(Part of a data file)
※

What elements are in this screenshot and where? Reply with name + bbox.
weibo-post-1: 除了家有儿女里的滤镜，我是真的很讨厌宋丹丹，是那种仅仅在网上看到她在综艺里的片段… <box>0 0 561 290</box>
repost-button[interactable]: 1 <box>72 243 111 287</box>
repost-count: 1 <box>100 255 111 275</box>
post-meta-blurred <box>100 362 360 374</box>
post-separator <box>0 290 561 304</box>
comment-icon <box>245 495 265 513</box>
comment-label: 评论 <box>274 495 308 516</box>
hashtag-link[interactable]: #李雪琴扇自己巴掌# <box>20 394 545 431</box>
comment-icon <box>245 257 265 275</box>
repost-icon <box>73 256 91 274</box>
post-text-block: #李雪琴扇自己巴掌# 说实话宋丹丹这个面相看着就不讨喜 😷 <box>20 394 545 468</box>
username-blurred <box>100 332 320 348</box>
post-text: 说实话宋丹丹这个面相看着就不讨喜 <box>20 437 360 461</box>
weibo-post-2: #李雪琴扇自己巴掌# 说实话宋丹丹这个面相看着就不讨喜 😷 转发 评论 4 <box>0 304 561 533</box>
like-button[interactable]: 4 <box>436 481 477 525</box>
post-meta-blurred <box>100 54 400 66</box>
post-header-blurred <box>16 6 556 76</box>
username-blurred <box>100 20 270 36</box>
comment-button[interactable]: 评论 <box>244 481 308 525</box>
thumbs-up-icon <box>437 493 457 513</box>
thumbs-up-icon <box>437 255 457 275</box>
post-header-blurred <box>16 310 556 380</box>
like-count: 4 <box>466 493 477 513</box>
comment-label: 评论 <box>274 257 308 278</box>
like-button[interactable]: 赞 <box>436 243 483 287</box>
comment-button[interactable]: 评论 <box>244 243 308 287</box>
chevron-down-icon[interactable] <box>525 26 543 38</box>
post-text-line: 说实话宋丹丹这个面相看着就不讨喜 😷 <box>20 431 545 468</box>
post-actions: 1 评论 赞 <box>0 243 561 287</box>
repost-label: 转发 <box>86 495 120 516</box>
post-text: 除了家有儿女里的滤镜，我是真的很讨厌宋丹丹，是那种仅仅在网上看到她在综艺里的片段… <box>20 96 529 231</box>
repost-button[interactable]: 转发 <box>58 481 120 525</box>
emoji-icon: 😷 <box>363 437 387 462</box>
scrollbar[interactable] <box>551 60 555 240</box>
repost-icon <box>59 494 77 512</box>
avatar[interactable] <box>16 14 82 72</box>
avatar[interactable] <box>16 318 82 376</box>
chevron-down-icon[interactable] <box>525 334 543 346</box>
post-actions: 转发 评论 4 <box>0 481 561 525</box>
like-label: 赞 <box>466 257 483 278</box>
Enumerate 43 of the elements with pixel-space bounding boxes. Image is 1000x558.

※

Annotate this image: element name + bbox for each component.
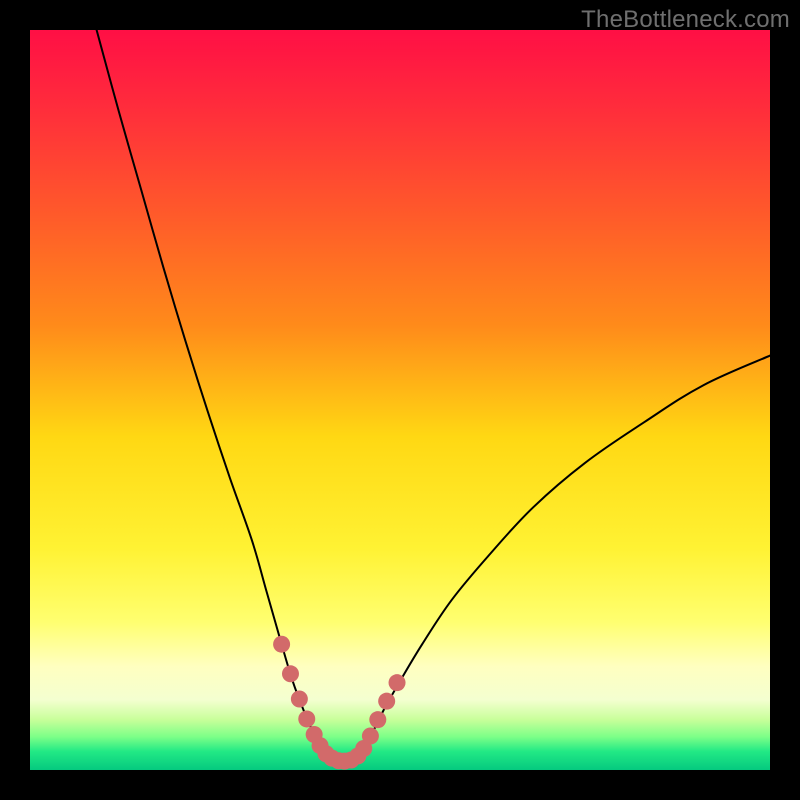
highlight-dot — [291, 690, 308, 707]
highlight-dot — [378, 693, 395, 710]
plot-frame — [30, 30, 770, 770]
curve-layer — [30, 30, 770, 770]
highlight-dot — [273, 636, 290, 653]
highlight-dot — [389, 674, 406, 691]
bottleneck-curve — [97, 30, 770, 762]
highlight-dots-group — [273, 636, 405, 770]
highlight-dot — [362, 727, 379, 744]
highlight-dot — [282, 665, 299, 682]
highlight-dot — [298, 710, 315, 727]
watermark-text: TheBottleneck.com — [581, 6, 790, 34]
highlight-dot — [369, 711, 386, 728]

※

Copy out the entries from the line containing "What elements are" through the line containing "Enumerate 43 of", including both of those lines, with no changes.

What elements are in this screenshot and where? Reply with name + bbox.
weibo-post-1: 除了家有儿女里的滤镜，我是真的很讨厌宋丹丹，是那种仅仅在网上看到她在综艺里的片段… <box>0 0 561 290</box>
repost-button[interactable]: 1 <box>72 243 111 287</box>
repost-count: 1 <box>100 255 111 275</box>
post-meta-blurred <box>100 362 360 374</box>
post-separator <box>0 290 561 304</box>
comment-icon <box>245 495 265 513</box>
comment-label: 评论 <box>274 495 308 516</box>
hashtag-link[interactable]: #李雪琴扇自己巴掌# <box>20 394 545 431</box>
comment-icon <box>245 257 265 275</box>
repost-icon <box>73 256 91 274</box>
post-text-block: #李雪琴扇自己巴掌# 说实话宋丹丹这个面相看着就不讨喜 😷 <box>20 394 545 468</box>
username-blurred <box>100 332 320 348</box>
post-text: 说实话宋丹丹这个面相看着就不讨喜 <box>20 437 360 461</box>
weibo-post-2: #李雪琴扇自己巴掌# 说实话宋丹丹这个面相看着就不讨喜 😷 转发 评论 4 <box>0 304 561 533</box>
like-button[interactable]: 4 <box>436 481 477 525</box>
post-meta-blurred <box>100 54 400 66</box>
post-header-blurred <box>16 6 556 76</box>
username-blurred <box>100 20 270 36</box>
comment-button[interactable]: 评论 <box>244 481 308 525</box>
thumbs-up-icon <box>437 493 457 513</box>
thumbs-up-icon <box>437 255 457 275</box>
post-header-blurred <box>16 310 556 380</box>
like-count: 4 <box>466 493 477 513</box>
comment-label: 评论 <box>274 257 308 278</box>
like-button[interactable]: 赞 <box>436 243 483 287</box>
comment-button[interactable]: 评论 <box>244 243 308 287</box>
chevron-down-icon[interactable] <box>525 26 543 38</box>
post-text-line: 说实话宋丹丹这个面相看着就不讨喜 😷 <box>20 431 545 468</box>
post-actions: 1 评论 赞 <box>0 243 561 287</box>
repost-label: 转发 <box>86 495 120 516</box>
post-text: 除了家有儿女里的滤镜，我是真的很讨厌宋丹丹，是那种仅仅在网上看到她在综艺里的片段… <box>20 96 529 231</box>
repost-button[interactable]: 转发 <box>58 481 120 525</box>
emoji-icon: 😷 <box>363 437 387 462</box>
scrollbar[interactable] <box>551 60 555 240</box>
repost-icon <box>59 494 77 512</box>
avatar[interactable] <box>16 14 82 72</box>
avatar[interactable] <box>16 318 82 376</box>
chevron-down-icon[interactable] <box>525 334 543 346</box>
post-actions: 转发 评论 4 <box>0 481 561 525</box>
like-label: 赞 <box>466 257 483 278</box>
Enumerate 43 of the elements with pixel-space bounding boxes. Image is 1000x558.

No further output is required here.